▶ _Directions_: Locate every line in the material below that has the word "image". Copy each of those lines.

▶ _Exercise material_:
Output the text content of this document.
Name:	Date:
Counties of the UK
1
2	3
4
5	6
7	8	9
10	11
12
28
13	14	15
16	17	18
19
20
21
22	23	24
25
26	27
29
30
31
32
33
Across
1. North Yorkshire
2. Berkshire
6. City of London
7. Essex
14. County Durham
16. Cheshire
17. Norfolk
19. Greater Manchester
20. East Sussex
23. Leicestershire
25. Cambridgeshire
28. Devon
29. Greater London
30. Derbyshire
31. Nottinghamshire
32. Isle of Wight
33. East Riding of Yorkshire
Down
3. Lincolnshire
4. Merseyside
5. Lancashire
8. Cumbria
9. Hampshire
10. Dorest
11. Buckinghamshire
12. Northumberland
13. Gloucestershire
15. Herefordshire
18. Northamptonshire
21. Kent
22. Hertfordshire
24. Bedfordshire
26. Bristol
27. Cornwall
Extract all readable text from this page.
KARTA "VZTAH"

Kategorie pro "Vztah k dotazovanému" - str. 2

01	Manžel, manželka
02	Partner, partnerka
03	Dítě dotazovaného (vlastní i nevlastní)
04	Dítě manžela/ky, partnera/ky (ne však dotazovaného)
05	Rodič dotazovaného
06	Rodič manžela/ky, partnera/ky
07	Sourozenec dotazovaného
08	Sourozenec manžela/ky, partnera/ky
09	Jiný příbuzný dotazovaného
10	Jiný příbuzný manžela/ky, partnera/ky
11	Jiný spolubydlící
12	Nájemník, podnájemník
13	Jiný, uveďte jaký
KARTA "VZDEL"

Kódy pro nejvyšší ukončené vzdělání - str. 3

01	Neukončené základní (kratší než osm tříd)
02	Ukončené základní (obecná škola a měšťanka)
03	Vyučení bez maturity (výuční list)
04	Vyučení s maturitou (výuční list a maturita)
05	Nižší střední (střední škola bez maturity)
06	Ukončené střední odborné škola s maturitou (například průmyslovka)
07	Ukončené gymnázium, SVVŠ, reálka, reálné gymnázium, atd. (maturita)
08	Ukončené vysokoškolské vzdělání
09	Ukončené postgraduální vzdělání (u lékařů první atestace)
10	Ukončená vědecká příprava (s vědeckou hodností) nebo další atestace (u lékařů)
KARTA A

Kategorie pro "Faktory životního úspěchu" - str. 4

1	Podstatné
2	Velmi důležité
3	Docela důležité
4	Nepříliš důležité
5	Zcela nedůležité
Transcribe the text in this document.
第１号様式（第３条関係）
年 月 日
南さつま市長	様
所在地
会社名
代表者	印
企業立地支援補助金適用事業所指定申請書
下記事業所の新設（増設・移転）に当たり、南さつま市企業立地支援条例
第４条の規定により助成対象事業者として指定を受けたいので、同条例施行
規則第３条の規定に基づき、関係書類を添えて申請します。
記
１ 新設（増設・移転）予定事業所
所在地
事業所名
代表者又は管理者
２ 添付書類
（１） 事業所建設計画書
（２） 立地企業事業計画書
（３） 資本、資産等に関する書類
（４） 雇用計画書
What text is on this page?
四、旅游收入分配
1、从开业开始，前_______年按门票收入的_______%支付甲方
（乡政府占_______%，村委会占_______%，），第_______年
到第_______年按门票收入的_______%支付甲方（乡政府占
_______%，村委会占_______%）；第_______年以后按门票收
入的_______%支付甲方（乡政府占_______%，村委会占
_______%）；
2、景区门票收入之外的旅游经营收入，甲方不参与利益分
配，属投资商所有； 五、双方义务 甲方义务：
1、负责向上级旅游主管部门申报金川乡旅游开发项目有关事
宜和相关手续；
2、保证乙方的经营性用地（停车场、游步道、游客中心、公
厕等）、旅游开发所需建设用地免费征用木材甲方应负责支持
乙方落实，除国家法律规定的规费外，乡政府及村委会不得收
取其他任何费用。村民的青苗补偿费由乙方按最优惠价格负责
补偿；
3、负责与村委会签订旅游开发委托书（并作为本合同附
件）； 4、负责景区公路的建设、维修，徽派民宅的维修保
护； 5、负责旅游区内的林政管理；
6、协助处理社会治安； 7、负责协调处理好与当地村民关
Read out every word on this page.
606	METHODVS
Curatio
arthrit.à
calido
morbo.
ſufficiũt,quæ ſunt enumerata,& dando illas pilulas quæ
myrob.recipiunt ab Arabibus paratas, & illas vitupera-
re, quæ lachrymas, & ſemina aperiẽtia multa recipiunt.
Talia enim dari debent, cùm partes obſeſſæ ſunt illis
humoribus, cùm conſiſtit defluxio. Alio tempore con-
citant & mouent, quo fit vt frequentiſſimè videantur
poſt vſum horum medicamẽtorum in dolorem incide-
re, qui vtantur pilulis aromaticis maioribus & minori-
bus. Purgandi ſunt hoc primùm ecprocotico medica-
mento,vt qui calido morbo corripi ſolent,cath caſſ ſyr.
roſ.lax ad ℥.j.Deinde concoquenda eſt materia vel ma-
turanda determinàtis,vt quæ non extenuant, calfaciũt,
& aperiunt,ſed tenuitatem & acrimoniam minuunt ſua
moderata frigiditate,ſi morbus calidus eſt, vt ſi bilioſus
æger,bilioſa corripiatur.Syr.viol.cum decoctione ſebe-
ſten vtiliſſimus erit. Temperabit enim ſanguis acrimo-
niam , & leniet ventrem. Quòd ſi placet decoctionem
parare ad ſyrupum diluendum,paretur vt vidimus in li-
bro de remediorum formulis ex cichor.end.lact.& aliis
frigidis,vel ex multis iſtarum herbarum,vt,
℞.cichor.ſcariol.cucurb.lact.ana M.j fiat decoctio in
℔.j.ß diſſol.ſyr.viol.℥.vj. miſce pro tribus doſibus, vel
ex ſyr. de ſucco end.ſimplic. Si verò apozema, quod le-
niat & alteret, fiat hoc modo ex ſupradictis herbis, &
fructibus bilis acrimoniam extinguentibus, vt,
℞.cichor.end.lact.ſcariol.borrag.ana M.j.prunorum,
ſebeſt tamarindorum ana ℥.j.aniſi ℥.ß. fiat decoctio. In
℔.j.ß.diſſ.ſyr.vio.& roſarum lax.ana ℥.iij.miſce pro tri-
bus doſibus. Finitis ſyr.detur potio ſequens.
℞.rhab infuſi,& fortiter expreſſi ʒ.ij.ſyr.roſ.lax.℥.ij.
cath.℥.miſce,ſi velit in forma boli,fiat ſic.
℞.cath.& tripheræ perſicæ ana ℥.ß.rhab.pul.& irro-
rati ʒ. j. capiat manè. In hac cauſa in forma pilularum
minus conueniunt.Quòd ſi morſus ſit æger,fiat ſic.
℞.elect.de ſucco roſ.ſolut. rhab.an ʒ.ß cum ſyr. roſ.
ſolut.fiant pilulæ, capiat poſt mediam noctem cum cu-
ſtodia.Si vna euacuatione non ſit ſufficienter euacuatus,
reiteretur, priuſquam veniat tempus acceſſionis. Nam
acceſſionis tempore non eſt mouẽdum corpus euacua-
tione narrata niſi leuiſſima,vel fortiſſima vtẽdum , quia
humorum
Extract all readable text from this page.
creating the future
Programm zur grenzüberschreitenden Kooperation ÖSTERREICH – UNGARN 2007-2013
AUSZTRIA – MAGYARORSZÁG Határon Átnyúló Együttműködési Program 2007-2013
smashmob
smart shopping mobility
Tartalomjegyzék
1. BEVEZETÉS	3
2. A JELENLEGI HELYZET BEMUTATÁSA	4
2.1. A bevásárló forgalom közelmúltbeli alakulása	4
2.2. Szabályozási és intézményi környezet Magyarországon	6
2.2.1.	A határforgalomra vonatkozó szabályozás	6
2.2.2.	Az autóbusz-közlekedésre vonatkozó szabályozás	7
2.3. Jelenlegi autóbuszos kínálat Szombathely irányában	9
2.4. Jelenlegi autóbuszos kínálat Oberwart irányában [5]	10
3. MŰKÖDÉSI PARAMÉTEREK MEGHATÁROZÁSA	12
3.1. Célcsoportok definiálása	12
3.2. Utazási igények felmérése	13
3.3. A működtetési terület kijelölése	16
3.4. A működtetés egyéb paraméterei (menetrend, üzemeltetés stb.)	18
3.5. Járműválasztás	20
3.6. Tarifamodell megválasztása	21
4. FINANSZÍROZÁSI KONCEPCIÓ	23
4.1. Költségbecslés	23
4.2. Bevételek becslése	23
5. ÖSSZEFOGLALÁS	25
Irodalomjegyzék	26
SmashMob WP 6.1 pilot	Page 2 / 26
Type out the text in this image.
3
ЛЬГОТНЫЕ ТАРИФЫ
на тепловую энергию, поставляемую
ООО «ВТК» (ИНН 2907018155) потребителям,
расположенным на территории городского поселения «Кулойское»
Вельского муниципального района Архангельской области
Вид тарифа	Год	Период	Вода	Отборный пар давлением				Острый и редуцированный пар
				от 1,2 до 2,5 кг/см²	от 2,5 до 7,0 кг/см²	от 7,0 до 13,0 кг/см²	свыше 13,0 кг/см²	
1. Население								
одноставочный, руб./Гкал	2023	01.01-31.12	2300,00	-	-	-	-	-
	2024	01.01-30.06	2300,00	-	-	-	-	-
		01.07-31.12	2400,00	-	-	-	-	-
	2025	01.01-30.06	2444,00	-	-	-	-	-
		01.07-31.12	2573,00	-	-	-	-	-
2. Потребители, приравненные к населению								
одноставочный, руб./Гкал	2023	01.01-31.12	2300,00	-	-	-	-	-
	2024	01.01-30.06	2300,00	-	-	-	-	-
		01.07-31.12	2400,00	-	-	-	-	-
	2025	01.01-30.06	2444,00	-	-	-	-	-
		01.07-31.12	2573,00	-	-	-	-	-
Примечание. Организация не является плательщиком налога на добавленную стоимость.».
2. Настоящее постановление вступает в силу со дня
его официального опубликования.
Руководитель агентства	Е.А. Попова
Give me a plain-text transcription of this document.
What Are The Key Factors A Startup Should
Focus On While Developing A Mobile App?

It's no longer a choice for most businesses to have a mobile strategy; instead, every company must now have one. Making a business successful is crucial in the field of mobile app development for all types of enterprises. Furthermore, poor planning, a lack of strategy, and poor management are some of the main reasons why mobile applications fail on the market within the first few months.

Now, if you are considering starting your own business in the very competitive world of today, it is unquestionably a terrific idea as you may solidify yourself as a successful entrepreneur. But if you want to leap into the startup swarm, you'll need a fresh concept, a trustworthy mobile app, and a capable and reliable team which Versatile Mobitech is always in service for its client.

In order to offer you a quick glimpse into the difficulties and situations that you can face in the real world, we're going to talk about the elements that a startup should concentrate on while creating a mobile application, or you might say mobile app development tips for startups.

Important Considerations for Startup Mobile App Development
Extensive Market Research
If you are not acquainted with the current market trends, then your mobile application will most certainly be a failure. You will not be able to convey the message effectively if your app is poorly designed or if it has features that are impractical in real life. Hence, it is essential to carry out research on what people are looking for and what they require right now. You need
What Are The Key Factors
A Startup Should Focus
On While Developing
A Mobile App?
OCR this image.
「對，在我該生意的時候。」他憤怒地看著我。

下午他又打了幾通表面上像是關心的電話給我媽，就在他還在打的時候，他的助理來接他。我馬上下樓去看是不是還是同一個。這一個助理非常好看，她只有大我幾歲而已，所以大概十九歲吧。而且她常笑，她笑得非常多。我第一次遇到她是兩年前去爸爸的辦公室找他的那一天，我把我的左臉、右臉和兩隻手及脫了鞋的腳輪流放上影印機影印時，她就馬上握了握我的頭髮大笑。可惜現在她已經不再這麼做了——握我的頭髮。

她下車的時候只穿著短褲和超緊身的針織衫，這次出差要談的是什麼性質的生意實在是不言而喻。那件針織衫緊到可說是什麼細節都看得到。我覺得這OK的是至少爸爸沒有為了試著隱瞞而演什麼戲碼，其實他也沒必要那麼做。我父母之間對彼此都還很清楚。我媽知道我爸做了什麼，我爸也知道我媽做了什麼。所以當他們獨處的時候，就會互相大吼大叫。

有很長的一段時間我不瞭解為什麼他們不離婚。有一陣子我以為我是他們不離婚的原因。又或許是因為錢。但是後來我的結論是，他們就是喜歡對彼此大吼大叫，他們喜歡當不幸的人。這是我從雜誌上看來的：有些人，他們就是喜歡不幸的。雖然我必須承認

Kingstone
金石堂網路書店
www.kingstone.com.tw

▶ _Correct response_:
Type out the text in this image.
OCR this image.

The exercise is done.